Este trabajo en la película más legendaria de todos los tiempos fue posible gracias a una cesión que el estudio contemplaba, pero también fue el comienzo de una serie de fricciones que dieron lugar a un famoso episodio: un largo pleito con la Warner Bros. en relación a las condiciones abusivas de los estudios para con los intérpretes bajo contrato se saldó, contra pronóstico, con la victoria judicial de la actriz, lo que dio en llamarse “ley de Havilland” y sembró un precedente en las relaciones empresariales de la época.
Después de ser la dulce damita de la Warner al lado de Flynn y desvinculada del estudio, el cine iba a darle nuevas y estupendas oportunidades para desplegar sus cualidades en el terreno dramático. Despojarse de esa imagen ingenua casi tuvo que ser una bendición, a la vista de los trabajos que el destino le depararía: las gemelas antitéticas de “A través del espejo” (1946), la madre soltera de “La vida íntima de Julia Norris” (1946) –que le reportó un Oscar de la Academia–, la solterona decimonónica de “La heredera” (1949) –el segundo–, la sufrida esposa de un médico desdeñoso en “No serás un extraño” (1955)… Hasta tuvo ocasión de transmutar su sambenito de los primeros años cuando sustituyó a Joan Crawford en aquel sucedáneo de “¿Qué fue de Baby Jane?” titulado “Canción de cuna para un cadáver” (1964), que rodó al lado de Bette Davis a las órdenes de Robert Aldrich. Esta película del género del ‘gran guiñol’, con suspense y terror psicológico a partes iguales, pretendía sacar partido del hallazgo de su predecesora y, si bien no cosechó el mismo éxito, tuvo una buena acogida en taquilla. Además, para Olivia suponía su reencuentro con una antigua rival y compañera de la Warner, de quien tuvo oportunidad de desquitarse por algunas rencillas que más que flotar, pesaban en el recuerdo. Pero ni el haber dejado su cómodo retiro europeo para esta interpretación ni el cuantioso beneficio económico que le reportó significaron un regreso por todo lo alto: desde ese momento, apenas volvió al cine salvo en contadas y poco destacables excepciones, como “Aeropuerto 77” (1977) y “El enjambre” (1978), dos títulos típicos del género catastrofista tan en boga durante la década de los 70. Era evidente que los años de esplendor quedaban muy atrás.

__CONSIGNA 1__.
Responda según el fragmento:
(a) ¿Con qué estudio sostuvo la actriz un largo pleito?
(b) ¿A qué actriz sustituyó en "Canción de cuna para un cadáver"?
(c) ¿Qué película le reportó su primer Oscar de la Academia?
__CONSIGNA 2__. Enumere las películas en las que trabajó la actriz que aparecen en el fragmento acompañadas de un año, e indique ese año.
__CONSIGNA 3__. Resuma en forma de lista el párrafo del fragmento que comienza con "Este trabajo en la película más legendaria", conservando sus datos principales.

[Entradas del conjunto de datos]
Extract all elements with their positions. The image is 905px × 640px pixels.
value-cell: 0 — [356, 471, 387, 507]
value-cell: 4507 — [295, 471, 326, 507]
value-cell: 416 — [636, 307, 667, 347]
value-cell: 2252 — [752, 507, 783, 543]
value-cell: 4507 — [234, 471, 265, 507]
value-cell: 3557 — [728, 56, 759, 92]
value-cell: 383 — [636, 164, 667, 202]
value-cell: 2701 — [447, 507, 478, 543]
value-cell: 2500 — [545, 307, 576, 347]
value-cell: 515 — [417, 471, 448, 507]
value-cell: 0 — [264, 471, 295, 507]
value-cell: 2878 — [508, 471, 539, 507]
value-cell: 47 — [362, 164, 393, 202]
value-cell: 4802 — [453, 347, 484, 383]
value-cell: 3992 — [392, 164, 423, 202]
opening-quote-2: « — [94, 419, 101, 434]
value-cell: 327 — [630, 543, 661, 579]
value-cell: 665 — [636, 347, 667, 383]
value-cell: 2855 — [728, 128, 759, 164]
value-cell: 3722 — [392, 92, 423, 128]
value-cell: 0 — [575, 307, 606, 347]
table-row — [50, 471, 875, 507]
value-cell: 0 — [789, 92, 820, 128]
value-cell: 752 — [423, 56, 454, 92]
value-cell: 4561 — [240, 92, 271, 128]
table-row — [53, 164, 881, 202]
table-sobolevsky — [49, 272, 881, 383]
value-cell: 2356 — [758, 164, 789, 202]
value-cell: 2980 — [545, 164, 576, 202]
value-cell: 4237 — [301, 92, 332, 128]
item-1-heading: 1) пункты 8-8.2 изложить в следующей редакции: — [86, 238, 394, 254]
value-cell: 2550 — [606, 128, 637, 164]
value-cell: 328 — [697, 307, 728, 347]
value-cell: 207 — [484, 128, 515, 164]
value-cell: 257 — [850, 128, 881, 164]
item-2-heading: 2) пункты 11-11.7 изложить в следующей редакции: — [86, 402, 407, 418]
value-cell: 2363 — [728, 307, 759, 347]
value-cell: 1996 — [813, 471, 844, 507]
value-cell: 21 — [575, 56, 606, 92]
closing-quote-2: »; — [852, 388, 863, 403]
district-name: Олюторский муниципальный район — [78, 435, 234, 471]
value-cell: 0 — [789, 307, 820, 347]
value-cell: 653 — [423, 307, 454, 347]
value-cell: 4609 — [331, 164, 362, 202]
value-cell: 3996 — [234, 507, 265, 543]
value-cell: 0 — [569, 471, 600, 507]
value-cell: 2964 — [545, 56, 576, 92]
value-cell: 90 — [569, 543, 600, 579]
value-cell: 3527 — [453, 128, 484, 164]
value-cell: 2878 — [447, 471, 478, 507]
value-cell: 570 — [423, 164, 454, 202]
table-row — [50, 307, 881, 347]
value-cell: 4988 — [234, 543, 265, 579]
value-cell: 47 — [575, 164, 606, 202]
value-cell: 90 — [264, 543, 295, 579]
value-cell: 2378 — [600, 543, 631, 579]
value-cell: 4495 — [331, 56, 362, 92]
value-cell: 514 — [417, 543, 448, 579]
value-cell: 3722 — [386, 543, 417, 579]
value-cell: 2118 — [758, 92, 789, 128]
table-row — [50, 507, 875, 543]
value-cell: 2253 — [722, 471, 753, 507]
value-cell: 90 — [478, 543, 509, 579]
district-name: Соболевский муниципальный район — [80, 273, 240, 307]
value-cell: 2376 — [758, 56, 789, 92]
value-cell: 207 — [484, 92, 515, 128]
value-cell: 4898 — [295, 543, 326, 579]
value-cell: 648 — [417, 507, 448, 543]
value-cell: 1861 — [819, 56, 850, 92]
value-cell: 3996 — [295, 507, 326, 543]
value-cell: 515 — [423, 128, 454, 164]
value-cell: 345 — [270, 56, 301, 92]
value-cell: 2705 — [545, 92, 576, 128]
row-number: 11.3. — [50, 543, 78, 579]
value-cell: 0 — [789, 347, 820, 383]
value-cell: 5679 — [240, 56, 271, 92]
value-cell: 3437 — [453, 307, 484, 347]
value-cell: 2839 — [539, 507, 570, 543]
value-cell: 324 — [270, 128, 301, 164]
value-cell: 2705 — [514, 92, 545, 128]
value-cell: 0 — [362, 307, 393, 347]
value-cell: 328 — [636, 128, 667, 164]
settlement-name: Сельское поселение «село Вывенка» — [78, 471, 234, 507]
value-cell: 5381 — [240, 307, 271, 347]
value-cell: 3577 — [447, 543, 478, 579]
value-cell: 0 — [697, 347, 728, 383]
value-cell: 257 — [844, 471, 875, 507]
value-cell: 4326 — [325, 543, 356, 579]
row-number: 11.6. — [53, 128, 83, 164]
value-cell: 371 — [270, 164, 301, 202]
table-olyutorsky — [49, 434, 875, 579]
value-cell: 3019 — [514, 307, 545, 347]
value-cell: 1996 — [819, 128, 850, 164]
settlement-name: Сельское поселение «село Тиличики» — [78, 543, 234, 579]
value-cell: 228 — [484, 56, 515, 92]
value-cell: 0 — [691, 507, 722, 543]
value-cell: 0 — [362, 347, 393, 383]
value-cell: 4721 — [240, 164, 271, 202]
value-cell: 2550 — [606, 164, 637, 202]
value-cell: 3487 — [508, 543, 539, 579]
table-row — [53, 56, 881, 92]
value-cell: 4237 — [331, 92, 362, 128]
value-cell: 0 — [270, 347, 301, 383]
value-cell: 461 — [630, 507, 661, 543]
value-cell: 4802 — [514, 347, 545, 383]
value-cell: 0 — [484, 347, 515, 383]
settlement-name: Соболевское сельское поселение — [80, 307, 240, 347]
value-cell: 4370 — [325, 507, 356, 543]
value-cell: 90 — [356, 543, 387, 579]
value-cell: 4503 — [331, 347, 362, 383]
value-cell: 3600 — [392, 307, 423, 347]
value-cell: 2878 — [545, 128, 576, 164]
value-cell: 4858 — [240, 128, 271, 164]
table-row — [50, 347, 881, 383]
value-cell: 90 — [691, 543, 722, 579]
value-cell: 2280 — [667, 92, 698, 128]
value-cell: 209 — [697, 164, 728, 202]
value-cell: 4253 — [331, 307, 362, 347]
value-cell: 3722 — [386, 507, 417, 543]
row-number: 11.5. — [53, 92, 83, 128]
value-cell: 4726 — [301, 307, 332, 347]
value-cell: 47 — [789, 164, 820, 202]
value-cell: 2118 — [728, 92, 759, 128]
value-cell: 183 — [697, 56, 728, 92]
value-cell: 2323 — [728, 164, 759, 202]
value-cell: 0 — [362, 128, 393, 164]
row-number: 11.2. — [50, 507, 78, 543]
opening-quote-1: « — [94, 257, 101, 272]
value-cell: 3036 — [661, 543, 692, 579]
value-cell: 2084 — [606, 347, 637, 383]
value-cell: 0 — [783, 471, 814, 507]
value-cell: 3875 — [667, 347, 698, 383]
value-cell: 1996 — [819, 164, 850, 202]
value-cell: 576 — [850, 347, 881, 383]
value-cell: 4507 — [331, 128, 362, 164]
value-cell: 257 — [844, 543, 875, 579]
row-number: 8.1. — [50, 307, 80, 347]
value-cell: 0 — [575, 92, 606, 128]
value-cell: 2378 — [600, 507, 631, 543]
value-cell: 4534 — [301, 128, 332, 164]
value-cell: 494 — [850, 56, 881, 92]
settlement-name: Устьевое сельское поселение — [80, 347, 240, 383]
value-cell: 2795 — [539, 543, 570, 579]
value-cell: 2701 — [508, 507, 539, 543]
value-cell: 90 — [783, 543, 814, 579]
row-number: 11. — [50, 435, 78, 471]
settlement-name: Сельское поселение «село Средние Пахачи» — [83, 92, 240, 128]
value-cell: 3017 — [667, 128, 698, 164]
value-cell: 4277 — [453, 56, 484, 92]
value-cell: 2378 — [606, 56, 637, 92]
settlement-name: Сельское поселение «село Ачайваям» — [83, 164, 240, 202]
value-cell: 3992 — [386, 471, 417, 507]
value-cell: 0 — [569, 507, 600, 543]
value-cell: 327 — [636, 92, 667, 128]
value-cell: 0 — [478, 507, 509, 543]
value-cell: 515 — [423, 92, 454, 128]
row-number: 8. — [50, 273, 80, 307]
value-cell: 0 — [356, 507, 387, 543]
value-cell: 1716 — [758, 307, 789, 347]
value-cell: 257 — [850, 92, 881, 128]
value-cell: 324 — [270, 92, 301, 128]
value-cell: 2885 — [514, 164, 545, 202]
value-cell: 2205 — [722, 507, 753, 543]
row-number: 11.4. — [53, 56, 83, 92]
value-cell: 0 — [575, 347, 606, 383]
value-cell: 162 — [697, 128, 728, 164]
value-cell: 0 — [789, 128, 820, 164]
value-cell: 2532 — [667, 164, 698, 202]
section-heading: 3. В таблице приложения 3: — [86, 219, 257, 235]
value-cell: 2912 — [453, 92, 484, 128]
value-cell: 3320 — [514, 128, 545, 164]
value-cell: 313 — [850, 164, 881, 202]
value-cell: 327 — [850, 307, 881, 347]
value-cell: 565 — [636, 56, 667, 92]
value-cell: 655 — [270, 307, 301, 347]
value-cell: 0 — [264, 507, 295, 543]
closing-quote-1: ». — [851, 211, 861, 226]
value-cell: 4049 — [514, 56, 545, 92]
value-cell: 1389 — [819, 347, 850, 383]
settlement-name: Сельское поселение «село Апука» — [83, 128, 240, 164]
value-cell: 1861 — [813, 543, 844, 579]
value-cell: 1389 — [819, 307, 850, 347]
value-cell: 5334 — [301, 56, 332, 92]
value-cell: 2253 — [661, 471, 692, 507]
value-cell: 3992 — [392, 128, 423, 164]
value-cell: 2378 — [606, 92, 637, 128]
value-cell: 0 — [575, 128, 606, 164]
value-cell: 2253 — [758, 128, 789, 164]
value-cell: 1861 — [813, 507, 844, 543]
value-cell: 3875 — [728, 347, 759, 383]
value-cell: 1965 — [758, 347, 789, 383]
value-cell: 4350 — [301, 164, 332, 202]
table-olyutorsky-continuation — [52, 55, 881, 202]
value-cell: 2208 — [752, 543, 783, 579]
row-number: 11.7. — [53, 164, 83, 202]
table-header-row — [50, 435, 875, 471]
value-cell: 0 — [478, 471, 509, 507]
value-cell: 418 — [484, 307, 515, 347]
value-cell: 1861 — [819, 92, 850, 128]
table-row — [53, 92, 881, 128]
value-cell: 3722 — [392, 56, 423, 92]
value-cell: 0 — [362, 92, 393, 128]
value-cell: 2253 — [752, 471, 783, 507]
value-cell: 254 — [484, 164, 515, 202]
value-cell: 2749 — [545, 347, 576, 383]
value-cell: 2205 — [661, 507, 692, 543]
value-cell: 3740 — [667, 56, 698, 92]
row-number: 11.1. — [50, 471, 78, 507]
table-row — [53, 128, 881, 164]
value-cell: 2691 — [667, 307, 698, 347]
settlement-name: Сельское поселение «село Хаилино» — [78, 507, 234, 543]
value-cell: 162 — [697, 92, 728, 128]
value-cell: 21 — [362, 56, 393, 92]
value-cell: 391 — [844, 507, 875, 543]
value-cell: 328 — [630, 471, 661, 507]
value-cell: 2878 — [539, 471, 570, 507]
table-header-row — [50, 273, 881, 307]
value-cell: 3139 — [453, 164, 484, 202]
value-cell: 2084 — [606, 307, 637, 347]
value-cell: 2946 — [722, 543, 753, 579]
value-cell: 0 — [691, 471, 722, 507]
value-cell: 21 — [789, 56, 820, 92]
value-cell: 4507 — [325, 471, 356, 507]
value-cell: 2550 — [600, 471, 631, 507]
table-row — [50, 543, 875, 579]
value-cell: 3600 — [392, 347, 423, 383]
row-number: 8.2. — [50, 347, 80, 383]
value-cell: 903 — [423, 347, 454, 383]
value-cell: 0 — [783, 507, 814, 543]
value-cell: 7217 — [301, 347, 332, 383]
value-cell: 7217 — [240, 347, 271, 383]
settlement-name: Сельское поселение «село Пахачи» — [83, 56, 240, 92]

__RESULTADO 1__.
(a) Con la Warner Bros.
(b) A Joan Crawford.
(c) "La vida íntima de Julia Norris" (1946).

__RESULTADO 2__.
- "A través del espejo" (1946)
- "La vida íntima de Julia Norris" (1946)
- "La heredera" (1949)
- "No serás un extraño" (1955)
- "Canción de cuna para un cadáver" (1964)
- "Aeropuerto 77" (1977)
- "El enjambre" (1978)

__RESULTADO 3__.
- El trabajo en la película más legendaria de todos los tiempos fue posible gracias a una cesión que el estudio contemplaba.
- También marcó el inicio de fricciones que llevaron a un largo pleito con la Warner Bros.
- El pleito trataba de las condiciones abusivas de los estudios con los intérpretes bajo contrato.
- Contra pronóstico, la actriz ganó el juicio.
- Ese resultado se llamó "ley de Havilland" y sentó un precedente en las relaciones empresariales de la época.